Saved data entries
# # # #
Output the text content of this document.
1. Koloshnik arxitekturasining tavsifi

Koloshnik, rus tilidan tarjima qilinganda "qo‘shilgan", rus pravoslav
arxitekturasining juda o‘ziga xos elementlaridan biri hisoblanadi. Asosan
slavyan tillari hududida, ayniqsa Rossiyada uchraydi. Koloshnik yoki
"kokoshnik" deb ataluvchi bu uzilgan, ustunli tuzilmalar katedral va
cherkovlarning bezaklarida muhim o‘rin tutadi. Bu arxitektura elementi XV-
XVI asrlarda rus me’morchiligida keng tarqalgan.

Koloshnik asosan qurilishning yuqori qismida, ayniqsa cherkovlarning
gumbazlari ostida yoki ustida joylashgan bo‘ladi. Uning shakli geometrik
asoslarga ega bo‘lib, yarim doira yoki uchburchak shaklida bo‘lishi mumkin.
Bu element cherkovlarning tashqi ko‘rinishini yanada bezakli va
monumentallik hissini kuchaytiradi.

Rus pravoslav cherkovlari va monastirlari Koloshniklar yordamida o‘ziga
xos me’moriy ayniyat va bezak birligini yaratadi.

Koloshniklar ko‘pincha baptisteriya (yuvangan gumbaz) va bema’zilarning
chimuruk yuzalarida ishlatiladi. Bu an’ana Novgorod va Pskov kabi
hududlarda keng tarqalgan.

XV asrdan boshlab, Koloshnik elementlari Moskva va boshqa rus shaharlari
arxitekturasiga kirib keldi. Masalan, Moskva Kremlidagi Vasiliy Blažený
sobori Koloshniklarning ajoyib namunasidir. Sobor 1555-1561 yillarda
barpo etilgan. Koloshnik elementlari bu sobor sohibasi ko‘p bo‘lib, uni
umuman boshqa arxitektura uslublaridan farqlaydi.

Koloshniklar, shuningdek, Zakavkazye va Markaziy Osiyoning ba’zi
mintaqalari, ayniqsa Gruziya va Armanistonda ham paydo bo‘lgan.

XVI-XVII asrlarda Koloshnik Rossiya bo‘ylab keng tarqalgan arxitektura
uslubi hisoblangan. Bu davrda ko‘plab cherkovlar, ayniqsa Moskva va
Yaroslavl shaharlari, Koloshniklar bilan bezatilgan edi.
# # # #
WHAT YOU HAVE TO DO —
Reproduce each record shown above without altering a single word.

OUTPUT —
Output the text content of this document.
1. Koloshnik arxitekturasining tavsifi

Koloshnik, rus tilidan tarjima qilinganda "qo‘shilgan", rus pravoslav
arxitekturasining juda o‘ziga xos elementlaridan biri hisoblanadi. Asosan
slavyan tillari hududida, ayniqsa Rossiyada uchraydi. Koloshnik yoki
"kokoshnik" deb ataluvchi bu uzilgan, ustunli tuzilmalar katedral va
cherkovlarning bezaklarida muhim o‘rin tutadi. Bu arxitektura elementi XV-
XVI asrlarda rus me’morchiligida keng tarqalgan.

Koloshnik asosan qurilishning yuqori qismida, ayniqsa cherkovlarning
gumbazlari ostida yoki ustida joylashgan bo‘ladi. Uning shakli geometrik
asoslarga ega bo‘lib, yarim doira yoki uchburchak shaklida bo‘lishi mumkin.
Bu element cherkovlarning tashqi ko‘rinishini yanada bezakli va
monumentallik hissini kuchaytiradi.

Rus pravoslav cherkovlari va monastirlari Koloshniklar yordamida o‘ziga
xos me’moriy ayniyat va bezak birligini yaratadi.

Koloshniklar ko‘pincha baptisteriya (yuvangan gumbaz) va bema’zilarning
chimuruk yuzalarida ishlatiladi. Bu an’ana Novgorod va Pskov kabi
hududlarda keng tarqalgan.

XV asrdan boshlab, Koloshnik elementlari Moskva va boshqa rus shaharlari
arxitekturasiga kirib keldi. Masalan, Moskva Kremlidagi Vasiliy Blažený
sobori Koloshniklarning ajoyib namunasidir. Sobor 1555-1561 yillarda
barpo etilgan. Koloshnik elementlari bu sobor sohibasi ko‘p bo‘lib, uni
umuman boshqa arxitektura uslublaridan farqlaydi.

Koloshniklar, shuningdek, Zakavkazye va Markaziy Osiyoning ba’zi
mintaqalari, ayniqsa Gruziya va Armanistonda ham paydo bo‘lgan.

XVI-XVII asrlarda Koloshnik Rossiya bo‘ylab keng tarqalgan arxitektura
uslubi hisoblangan. Bu davrda ko‘plab cherkovlar, ayniqsa Moskva va
Yaroslavl shaharlari, Koloshniklar bilan bezatilgan edi.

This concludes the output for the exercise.